-- Begin --

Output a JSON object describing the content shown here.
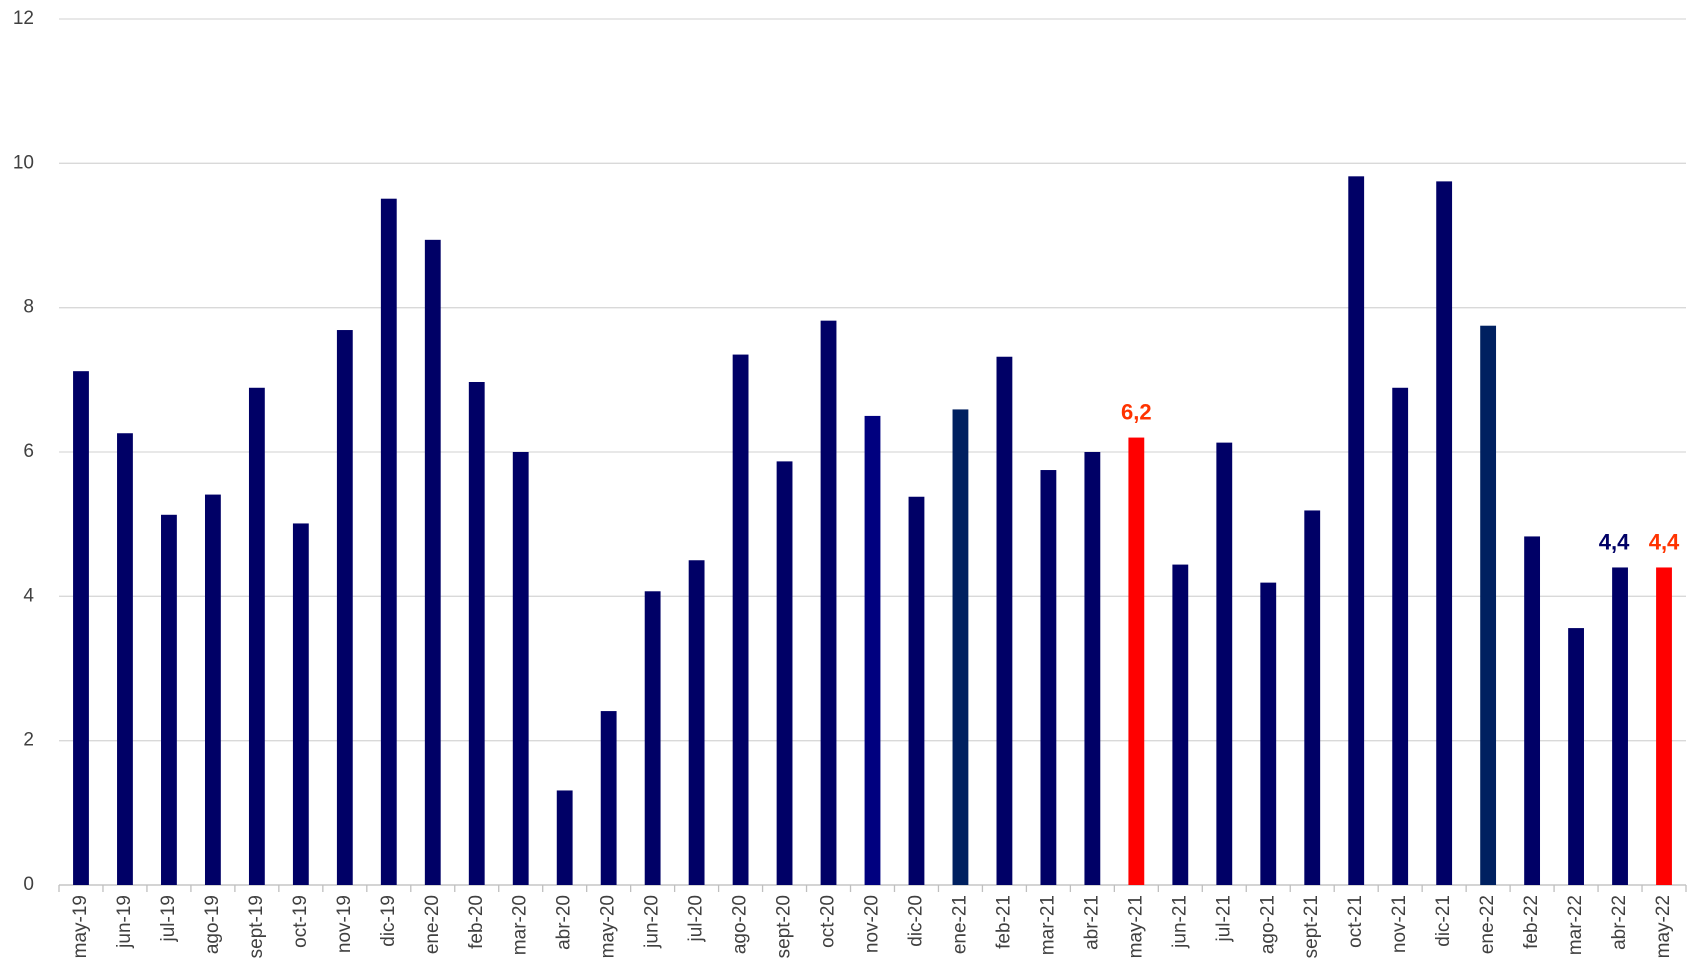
{
  "chart_data": {
    "type": "bar",
    "categories": [
      "may-19",
      "jun-19",
      "jul-19",
      "ago-19",
      "sept-19",
      "oct-19",
      "nov-19",
      "dic-19",
      "ene-20",
      "feb-20",
      "mar-20",
      "abr-20",
      "may-20",
      "jun-20",
      "jul-20",
      "ago-20",
      "sept-20",
      "oct-20",
      "nov-20",
      "dic-20",
      "ene-21",
      "feb-21",
      "mar-21",
      "abr-21",
      "may-21",
      "jun-21",
      "jul-21",
      "ago-21",
      "sept-21",
      "oct-21",
      "nov-21",
      "dic-21",
      "ene-22",
      "feb-22",
      "mar-22",
      "abr-22",
      "may-22"
    ],
    "values": [
      7.12,
      6.26,
      5.13,
      5.41,
      6.89,
      5.01,
      7.69,
      9.51,
      8.94,
      6.97,
      6.0,
      1.31,
      2.41,
      4.07,
      4.5,
      7.35,
      5.87,
      7.82,
      6.5,
      5.38,
      6.59,
      7.32,
      5.75,
      6.0,
      6.2,
      4.44,
      6.13,
      4.19,
      5.19,
      9.82,
      6.89,
      9.75,
      7.75,
      4.83,
      3.56,
      4.4,
      4.4
    ],
    "value_labels": [
      null,
      null,
      null,
      null,
      null,
      null,
      null,
      null,
      null,
      null,
      null,
      null,
      null,
      null,
      null,
      null,
      null,
      null,
      null,
      null,
      null,
      null,
      null,
      null,
      "6,2",
      null,
      null,
      null,
      null,
      null,
      null,
      null,
      null,
      null,
      null,
      "4,4",
      "4,4"
    ],
    "colors": [
      "#000066",
      "#000066",
      "#000066",
      "#000066",
      "#000066",
      "#000066",
      "#000066",
      "#000066",
      "#000066",
      "#000066",
      "#000066",
      "#000066",
      "#000066",
      "#000066",
      "#000066",
      "#000066",
      "#000066",
      "#000066",
      "#00007f",
      "#000066",
      "#002060",
      "#000066",
      "#000066",
      "#000066",
      "#ff0000",
      "#000066",
      "#000066",
      "#000066",
      "#000066",
      "#000066",
      "#000066",
      "#000066",
      "#002060",
      "#000066",
      "#000066",
      "#000066",
      "#ff0000"
    ],
    "value_label_colors": [
      null,
      null,
      null,
      null,
      null,
      null,
      null,
      null,
      null,
      null,
      null,
      null,
      null,
      null,
      null,
      null,
      null,
      null,
      null,
      null,
      null,
      null,
      null,
      null,
      "#ff3300",
      null,
      null,
      null,
      null,
      null,
      null,
      null,
      null,
      null,
      null,
      "#000066",
      "#ff3300"
    ],
    "ylim": [
      0,
      12
    ],
    "yticks": [
      0,
      2,
      4,
      6,
      8,
      10,
      12
    ],
    "grid": true
  }
}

-- End --

**To do**
Without including any pictures, print each record exactly.

**Result**
Output a JSON object describing the content shown here.
{
  "chart_data": {
    "type": "bar",
    "categories": [
      "may-19",
      "jun-19",
      "jul-19",
      "ago-19",
      "sept-19",
      "oct-19",
      "nov-19",
      "dic-19",
      "ene-20",
      "feb-20",
      "mar-20",
      "abr-20",
      "may-20",
      "jun-20",
      "jul-20",
      "ago-20",
      "sept-20",
      "oct-20",
      "nov-20",
      "dic-20",
      "ene-21",
      "feb-21",
      "mar-21",
      "abr-21",
      "may-21",
      "jun-21",
      "jul-21",
      "ago-21",
      "sept-21",
      "oct-21",
      "nov-21",
      "dic-21",
      "ene-22",
      "feb-22",
      "mar-22",
      "abr-22",
      "may-22"
    ],
    "values": [
      7.12,
      6.26,
      5.13,
      5.41,
      6.89,
      5.01,
      7.69,
      9.51,
      8.94,
      6.97,
      6.0,
      1.31,
      2.41,
      4.07,
      4.5,
      7.35,
      5.87,
      7.82,
      6.5,
      5.38,
      6.59,
      7.32,
      5.75,
      6.0,
      6.2,
      4.44,
      6.13,
      4.19,
      5.19,
      9.82,
      6.89,
      9.75,
      7.75,
      4.83,
      3.56,
      4.4,
      4.4
    ],
    "value_labels": [
      null,
      null,
      null,
      null,
      null,
      null,
      null,
      null,
      null,
      null,
      null,
      null,
      null,
      null,
      null,
      null,
      null,
      null,
      null,
      null,
      null,
      null,
      null,
      null,
      "6,2",
      null,
      null,
      null,
      null,
      null,
      null,
      null,
      null,
      null,
      null,
      "4,4",
      "4,4"
    ],
    "colors": [
      "#000066",
      "#000066",
      "#000066",
      "#000066",
      "#000066",
      "#000066",
      "#000066",
      "#000066",
      "#000066",
      "#000066",
      "#000066",
      "#000066",
      "#000066",
      "#000066",
      "#000066",
      "#000066",
      "#000066",
      "#000066",
      "#00007f",
      "#000066",
      "#002060",
      "#000066",
      "#000066",
      "#000066",
      "#ff0000",
      "#000066",
      "#000066",
      "#000066",
      "#000066",
      "#000066",
      "#000066",
      "#000066",
      "#002060",
      "#000066",
      "#000066",
      "#000066",
      "#ff0000"
    ],
    "value_label_colors": [
      null,
      null,
      null,
      null,
      null,
      null,
      null,
      null,
      null,
      null,
      null,
      null,
      null,
      null,
      null,
      null,
      null,
      null,
      null,
      null,
      null,
      null,
      null,
      null,
      "#ff3300",
      null,
      null,
      null,
      null,
      null,
      null,
      null,
      null,
      null,
      null,
      "#000066",
      "#ff3300"
    ],
    "ylim": [
      0,
      12
    ],
    "yticks": [
      0,
      2,
      4,
      6,
      8,
      10,
      12
    ],
    "grid": true
  }
}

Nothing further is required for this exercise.